- [Exercise directions]:
Search the records below for the word "donkey" and show every line where it occurs.
——
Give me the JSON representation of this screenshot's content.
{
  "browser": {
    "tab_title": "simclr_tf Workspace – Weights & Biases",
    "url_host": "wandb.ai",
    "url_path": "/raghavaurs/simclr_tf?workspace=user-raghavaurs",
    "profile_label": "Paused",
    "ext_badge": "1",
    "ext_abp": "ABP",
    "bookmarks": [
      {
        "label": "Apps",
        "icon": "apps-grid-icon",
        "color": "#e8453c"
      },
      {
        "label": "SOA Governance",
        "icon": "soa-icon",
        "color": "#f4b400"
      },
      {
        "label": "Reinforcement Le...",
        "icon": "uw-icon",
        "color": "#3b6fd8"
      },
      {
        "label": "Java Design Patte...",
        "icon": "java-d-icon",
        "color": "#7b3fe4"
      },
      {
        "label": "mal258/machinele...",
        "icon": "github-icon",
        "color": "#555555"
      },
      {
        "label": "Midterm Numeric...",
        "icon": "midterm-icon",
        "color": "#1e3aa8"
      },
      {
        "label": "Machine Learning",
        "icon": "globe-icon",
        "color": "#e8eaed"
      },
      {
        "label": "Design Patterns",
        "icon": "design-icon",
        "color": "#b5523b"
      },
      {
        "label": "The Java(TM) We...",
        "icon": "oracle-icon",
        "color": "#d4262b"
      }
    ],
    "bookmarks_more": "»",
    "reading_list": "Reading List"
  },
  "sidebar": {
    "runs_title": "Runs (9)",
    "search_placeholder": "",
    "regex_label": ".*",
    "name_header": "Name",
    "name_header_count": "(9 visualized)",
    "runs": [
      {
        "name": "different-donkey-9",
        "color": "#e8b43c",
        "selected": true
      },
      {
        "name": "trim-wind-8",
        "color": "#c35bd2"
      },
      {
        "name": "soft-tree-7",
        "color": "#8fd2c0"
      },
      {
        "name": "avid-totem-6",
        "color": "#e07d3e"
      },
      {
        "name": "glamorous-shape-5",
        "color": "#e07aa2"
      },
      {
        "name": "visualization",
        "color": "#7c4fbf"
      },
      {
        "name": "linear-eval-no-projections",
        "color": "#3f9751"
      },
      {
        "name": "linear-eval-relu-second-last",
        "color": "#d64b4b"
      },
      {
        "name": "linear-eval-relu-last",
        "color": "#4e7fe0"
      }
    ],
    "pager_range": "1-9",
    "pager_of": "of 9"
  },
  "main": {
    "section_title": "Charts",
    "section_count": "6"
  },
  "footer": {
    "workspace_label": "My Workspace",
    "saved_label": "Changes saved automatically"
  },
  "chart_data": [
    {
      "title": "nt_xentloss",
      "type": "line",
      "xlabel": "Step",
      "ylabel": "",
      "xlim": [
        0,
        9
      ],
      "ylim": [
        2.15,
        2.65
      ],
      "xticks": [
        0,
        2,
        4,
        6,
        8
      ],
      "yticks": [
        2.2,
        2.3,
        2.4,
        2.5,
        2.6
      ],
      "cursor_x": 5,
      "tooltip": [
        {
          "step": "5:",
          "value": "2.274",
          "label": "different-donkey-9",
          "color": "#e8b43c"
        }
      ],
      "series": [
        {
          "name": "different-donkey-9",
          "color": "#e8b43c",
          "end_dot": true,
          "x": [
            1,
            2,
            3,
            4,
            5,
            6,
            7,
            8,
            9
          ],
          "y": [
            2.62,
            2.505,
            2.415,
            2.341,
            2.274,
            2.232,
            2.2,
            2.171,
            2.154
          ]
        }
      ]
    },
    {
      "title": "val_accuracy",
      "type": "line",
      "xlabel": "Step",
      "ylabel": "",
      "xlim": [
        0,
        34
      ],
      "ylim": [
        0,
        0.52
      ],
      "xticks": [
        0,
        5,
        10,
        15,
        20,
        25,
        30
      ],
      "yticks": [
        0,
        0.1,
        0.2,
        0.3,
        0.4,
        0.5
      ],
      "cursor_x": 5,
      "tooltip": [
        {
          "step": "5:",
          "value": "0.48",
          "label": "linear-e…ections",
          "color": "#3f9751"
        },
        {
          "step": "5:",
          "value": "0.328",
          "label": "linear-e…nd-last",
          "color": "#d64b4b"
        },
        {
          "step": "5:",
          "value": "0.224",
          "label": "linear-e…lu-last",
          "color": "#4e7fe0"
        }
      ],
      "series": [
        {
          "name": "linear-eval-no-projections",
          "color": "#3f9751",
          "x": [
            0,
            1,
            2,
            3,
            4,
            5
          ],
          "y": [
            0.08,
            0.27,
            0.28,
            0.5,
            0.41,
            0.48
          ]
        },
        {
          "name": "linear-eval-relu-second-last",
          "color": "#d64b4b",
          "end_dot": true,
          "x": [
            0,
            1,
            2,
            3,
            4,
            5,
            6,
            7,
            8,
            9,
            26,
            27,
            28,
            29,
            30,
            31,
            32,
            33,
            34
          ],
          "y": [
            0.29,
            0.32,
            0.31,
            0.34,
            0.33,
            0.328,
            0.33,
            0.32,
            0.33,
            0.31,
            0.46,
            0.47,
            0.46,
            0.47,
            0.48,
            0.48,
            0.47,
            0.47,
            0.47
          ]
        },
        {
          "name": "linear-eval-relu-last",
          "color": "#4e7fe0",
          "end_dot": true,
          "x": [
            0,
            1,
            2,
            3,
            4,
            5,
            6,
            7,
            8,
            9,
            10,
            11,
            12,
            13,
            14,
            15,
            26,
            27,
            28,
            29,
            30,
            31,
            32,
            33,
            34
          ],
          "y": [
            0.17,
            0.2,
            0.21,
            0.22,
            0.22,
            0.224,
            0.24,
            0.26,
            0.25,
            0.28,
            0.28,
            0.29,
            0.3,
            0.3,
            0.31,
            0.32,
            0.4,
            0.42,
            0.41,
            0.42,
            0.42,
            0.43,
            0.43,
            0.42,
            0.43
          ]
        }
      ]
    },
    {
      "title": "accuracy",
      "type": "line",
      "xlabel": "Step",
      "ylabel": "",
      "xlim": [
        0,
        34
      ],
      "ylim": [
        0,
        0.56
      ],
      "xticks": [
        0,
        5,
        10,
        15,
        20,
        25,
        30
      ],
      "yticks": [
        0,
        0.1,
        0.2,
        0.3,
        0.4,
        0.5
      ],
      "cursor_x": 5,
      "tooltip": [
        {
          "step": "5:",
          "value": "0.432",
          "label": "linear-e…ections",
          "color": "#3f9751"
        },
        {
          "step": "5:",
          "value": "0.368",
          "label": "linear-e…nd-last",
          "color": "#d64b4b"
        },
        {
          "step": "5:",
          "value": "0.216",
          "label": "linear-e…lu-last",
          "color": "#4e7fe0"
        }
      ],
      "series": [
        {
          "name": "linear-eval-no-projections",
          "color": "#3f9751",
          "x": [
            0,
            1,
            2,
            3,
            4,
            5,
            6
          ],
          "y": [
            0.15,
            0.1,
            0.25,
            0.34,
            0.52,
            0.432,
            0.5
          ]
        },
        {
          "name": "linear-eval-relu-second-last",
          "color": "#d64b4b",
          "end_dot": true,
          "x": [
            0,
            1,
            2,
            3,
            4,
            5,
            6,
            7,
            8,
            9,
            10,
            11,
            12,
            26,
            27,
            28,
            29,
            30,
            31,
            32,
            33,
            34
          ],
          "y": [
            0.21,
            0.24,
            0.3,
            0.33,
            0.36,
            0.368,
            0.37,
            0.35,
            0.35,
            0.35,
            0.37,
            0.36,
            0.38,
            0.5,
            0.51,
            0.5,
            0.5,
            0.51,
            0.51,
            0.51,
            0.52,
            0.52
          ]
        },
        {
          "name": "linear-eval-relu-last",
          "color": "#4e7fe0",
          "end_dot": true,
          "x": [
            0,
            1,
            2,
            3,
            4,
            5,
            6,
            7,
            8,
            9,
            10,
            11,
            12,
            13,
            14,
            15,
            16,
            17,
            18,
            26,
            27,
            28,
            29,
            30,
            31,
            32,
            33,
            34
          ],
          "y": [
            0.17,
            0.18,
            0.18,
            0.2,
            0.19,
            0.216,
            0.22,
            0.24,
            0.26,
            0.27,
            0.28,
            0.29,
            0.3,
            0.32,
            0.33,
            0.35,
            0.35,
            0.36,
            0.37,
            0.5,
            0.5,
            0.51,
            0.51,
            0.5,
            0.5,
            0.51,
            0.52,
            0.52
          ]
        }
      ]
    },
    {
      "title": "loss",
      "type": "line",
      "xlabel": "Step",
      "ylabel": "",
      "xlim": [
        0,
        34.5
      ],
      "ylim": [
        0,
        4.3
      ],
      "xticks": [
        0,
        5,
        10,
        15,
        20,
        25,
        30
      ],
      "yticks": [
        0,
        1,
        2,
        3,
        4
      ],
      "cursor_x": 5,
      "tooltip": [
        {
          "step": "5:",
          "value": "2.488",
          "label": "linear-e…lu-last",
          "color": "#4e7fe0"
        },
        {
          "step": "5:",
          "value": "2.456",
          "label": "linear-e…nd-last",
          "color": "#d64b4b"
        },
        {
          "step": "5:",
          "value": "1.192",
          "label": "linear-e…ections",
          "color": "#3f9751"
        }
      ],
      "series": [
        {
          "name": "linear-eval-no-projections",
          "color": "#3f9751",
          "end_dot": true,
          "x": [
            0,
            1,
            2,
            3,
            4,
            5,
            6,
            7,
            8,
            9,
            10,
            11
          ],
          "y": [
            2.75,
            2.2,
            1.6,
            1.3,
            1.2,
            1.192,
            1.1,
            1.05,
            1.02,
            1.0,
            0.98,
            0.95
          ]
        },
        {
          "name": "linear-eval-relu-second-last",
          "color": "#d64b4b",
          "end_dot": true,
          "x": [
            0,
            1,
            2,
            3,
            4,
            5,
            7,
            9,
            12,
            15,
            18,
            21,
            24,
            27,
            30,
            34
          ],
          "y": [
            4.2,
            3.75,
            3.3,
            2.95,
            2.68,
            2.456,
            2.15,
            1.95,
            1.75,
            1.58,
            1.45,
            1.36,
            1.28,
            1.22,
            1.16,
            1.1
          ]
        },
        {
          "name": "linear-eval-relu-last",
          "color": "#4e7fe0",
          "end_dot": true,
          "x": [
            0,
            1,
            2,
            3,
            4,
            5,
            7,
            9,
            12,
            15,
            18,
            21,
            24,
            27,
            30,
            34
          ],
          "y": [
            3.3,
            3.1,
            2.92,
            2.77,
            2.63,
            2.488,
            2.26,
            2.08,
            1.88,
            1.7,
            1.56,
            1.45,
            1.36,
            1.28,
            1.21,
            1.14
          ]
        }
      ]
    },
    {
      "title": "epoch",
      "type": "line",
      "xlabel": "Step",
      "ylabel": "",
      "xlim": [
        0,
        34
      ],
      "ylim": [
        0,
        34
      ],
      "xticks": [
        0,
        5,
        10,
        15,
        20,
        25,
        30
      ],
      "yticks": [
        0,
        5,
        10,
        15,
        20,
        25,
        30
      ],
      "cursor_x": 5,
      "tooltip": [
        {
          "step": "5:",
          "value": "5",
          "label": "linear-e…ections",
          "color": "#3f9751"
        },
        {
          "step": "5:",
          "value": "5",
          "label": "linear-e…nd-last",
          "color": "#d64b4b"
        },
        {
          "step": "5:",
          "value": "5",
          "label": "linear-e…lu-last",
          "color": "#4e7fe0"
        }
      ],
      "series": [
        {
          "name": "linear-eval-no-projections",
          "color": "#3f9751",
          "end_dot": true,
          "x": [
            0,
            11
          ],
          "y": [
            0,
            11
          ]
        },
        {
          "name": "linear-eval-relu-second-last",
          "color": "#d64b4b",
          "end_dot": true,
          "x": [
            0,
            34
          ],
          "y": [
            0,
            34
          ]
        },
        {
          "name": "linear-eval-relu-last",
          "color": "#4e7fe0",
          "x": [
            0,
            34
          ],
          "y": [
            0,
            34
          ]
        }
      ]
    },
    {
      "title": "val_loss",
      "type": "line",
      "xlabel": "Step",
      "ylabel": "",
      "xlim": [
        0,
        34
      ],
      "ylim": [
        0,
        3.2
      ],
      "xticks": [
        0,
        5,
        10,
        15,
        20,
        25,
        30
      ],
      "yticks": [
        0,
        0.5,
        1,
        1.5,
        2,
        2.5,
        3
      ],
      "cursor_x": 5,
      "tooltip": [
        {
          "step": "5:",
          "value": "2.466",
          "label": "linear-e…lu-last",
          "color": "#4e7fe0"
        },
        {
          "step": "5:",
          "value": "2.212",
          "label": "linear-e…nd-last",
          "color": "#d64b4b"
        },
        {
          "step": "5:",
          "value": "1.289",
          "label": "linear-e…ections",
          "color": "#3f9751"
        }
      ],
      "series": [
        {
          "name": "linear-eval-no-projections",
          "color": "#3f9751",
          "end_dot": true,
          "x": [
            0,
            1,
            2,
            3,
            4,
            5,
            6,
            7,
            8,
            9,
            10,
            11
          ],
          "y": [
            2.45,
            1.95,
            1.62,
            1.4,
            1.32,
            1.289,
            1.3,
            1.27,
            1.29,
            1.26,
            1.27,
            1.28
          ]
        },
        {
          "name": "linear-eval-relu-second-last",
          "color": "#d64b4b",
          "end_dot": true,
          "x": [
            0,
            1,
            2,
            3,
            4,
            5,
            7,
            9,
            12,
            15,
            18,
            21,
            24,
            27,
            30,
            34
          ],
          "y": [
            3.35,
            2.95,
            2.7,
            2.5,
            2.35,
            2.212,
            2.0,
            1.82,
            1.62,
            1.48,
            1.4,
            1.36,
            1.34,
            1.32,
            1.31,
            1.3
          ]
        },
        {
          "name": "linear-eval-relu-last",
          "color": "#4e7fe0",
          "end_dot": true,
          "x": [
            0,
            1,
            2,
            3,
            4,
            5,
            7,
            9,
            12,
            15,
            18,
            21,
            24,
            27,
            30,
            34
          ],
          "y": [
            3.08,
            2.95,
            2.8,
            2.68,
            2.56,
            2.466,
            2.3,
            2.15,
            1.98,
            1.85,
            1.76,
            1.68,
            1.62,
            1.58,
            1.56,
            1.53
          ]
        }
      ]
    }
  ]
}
——
- [Output for this exercise]:
        "name": "different-donkey-9",
          "label": "different-donkey-9",
          "name": "different-donkey-9",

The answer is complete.